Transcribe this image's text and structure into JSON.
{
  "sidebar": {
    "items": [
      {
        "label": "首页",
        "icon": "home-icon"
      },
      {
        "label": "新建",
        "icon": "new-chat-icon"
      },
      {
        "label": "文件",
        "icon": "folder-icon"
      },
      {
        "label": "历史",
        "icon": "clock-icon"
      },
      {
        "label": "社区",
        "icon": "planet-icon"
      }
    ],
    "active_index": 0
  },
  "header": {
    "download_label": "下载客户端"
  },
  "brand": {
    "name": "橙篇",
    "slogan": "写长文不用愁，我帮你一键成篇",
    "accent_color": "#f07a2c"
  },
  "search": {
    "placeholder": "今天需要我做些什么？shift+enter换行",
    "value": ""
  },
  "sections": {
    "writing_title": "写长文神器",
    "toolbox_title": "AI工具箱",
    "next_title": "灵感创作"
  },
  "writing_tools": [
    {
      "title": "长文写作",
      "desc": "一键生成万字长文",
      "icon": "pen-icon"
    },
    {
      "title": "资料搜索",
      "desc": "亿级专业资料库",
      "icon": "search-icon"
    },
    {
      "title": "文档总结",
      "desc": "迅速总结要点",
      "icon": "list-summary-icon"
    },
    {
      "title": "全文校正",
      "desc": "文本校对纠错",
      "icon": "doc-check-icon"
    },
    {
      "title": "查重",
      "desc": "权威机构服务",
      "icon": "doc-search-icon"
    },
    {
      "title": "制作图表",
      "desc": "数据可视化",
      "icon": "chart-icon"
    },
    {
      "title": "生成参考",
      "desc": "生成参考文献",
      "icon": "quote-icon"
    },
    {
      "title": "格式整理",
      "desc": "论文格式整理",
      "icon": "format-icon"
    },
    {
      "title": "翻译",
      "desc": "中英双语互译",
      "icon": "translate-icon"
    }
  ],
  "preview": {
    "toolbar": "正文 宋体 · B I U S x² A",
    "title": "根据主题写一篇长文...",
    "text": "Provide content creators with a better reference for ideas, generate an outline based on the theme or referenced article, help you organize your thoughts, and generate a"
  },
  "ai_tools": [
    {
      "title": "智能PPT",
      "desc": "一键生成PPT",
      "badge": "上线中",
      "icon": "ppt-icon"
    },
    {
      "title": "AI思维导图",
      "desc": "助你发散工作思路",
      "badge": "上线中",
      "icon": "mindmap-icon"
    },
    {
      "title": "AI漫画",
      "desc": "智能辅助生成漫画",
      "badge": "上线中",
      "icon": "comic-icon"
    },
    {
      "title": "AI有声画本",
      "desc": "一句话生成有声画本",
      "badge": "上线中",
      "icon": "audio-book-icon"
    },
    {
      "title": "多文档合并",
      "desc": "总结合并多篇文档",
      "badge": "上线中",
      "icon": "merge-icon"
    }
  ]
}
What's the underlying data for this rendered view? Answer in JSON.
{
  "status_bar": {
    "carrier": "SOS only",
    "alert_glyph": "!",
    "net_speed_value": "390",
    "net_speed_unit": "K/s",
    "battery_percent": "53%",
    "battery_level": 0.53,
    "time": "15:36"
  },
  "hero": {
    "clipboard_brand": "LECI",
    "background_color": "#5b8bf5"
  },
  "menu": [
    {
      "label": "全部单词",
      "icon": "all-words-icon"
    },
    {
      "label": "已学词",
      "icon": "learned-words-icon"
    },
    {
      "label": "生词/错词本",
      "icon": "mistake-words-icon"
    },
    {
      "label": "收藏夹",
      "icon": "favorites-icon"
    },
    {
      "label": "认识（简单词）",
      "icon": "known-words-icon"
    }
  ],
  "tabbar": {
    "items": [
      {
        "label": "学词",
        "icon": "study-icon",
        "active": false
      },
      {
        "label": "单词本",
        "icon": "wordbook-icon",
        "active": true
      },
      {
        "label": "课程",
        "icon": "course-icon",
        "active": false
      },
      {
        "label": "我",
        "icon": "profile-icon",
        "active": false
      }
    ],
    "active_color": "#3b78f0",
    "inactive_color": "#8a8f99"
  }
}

> **Problem details**: Exactly reproduce every record.

> **Full output**:
Transcribe this image's text and structure into JSON.
{
  "sidebar": {
    "items": [
      {
        "label": "首页",
        "icon": "home-icon"
      },
      {
        "label": "新建",
        "icon": "new-chat-icon"
      },
      {
        "label": "文件",
        "icon": "folder-icon"
      },
      {
        "label": "历史",
        "icon": "clock-icon"
      },
      {
        "label": "社区",
        "icon": "planet-icon"
      }
    ],
    "active_index": 0
  },
  "header": {
    "download_label": "下载客户端"
  },
  "brand": {
    "name": "橙篇",
    "slogan": "写长文不用愁，我帮你一键成篇",
    "accent_color": "#f07a2c"
  },
  "search": {
    "placeholder": "今天需要我做些什么？shift+enter换行",
    "value": ""
  },
  "sections": {
    "writing_title": "写长文神器",
    "toolbox_title": "AI工具箱",
    "next_title": "灵感创作"
  },
  "writing_tools": [
    {
      "title": "长文写作",
      "desc": "一键生成万字长文",
      "icon": "pen-icon"
    },
    {
      "title": "资料搜索",
      "desc": "亿级专业资料库",
      "icon": "search-icon"
    },
    {
      "title": "文档总结",
      "desc": "迅速总结要点",
      "icon": "list-summary-icon"
    },
    {
      "title": "全文校正",
      "desc": "文本校对纠错",
      "icon": "doc-check-icon"
    },
    {
      "title": "查重",
      "desc": "权威机构服务",
      "icon": "doc-search-icon"
    },
    {
      "title": "制作图表",
      "desc": "数据可视化",
      "icon": "chart-icon"
    },
    {
      "title": "生成参考",
      "desc": "生成参考文献",
      "icon": "quote-icon"
    },
    {
      "title": "格式整理",
      "desc": "论文格式整理",
      "icon": "format-icon"
    },
    {
      "title": "翻译",
      "desc": "中英双语互译",
      "icon": "translate-icon"
    }
  ],
  "preview": {
    "toolbar": "正文 宋体 · B I U S x² A",
    "title": "根据主题写一篇长文...",
    "text": "Provide content creators with a better reference for ideas, generate an outline based on the theme or referenced article, help you organize your thoughts, and generate a"
  },
  "ai_tools": [
    {
      "title": "智能PPT",
      "desc": "一键生成PPT",
      "badge": "上线中",
      "icon": "ppt-icon"
    },
    {
      "title": "AI思维导图",
      "desc": "助你发散工作思路",
      "badge": "上线中",
      "icon": "mindmap-icon"
    },
    {
      "title": "AI漫画",
      "desc": "智能辅助生成漫画",
      "badge": "上线中",
      "icon": "comic-icon"
    },
    {
      "title": "AI有声画本",
      "desc": "一句话生成有声画本",
      "badge": "上线中",
      "icon": "audio-book-icon"
    },
    {
      "title": "多文档合并",
      "desc": "总结合并多篇文档",
      "badge": "上线中",
      "icon": "merge-icon"
    }
  ]
}
What's the underlying data for this rendered view? Answer in JSON.
{
  "status_bar": {
    "carrier": "SOS only",
    "alert_glyph": "!",
    "net_speed_value": "390",
    "net_speed_unit": "K/s",
    "battery_percent": "53%",
    "battery_level": 0.53,
    "time": "15:36"
  },
  "hero": {
    "clipboard_brand": "LECI",
    "background_color": "#5b8bf5"
  },
  "menu": [
    {
      "label": "全部单词",
      "icon": "all-words-icon"
    },
    {
      "label": "已学词",
      "icon": "learned-words-icon"
    },
    {
      "label": "生词/错词本",
      "icon": "mistake-words-icon"
    },
    {
      "label": "收藏夹",
      "icon": "favorites-icon"
    },
    {
      "label": "认识（简单词）",
      "icon": "known-words-icon"
    }
  ],
  "tabbar": {
    "items": [
      {
        "label": "学词",
        "icon": "study-icon",
        "active": false
      },
      {
        "label": "单词本",
        "icon": "wordbook-icon",
        "active": true
      },
      {
        "label": "课程",
        "icon": "course-icon",
        "active": false
      },
      {
        "label": "我",
        "icon": "profile-icon",
        "active": false
      }
    ],
    "active_color": "#3b78f0",
    "inactive_color": "#8a8f99"
  }
}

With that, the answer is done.